▶ _Task goal_: All of the data should be repeated exactly; pictures are not part of the copy.

— Start Material for this task —

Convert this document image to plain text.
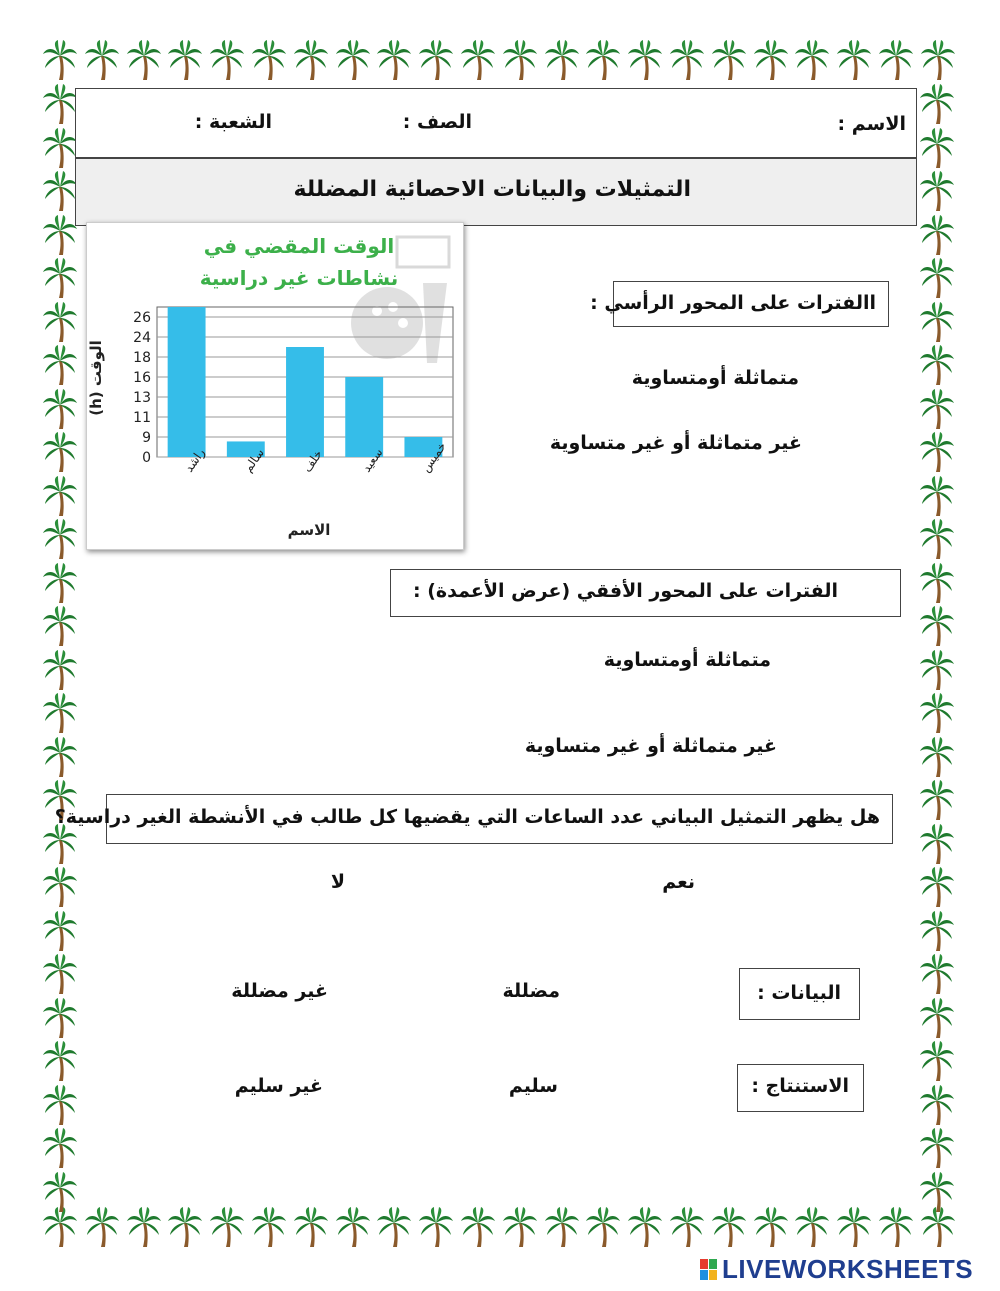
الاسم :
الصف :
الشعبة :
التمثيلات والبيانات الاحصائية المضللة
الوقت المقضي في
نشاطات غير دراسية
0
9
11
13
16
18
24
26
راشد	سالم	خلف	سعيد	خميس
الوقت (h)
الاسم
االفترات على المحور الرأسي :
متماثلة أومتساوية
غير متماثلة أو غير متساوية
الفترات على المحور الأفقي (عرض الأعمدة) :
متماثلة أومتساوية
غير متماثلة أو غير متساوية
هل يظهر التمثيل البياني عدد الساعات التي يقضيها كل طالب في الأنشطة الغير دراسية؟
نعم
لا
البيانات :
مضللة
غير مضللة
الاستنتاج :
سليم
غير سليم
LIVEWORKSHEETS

— End Material for this task —

▶ _Exercise output_:
Convert this document image to plain text.
الاسم :
الصف :
الشعبة :
التمثيلات والبيانات الاحصائية المضللة
الوقت المقضي في
نشاطات غير دراسية
0
9
11
13
16
18
24
26
راشد	سالم	خلف	سعيد	خميس
الوقت (h)
الاسم
االفترات على المحور الرأسي :
متماثلة أومتساوية
غير متماثلة أو غير متساوية
الفترات على المحور الأفقي (عرض الأعمدة) :
متماثلة أومتساوية
غير متماثلة أو غير متساوية
هل يظهر التمثيل البياني عدد الساعات التي يقضيها كل طالب في الأنشطة الغير دراسية؟
نعم
لا
البيانات :
مضللة
غير مضللة
الاستنتاج :
سليم
غير سليم
LIVEWORKSHEETS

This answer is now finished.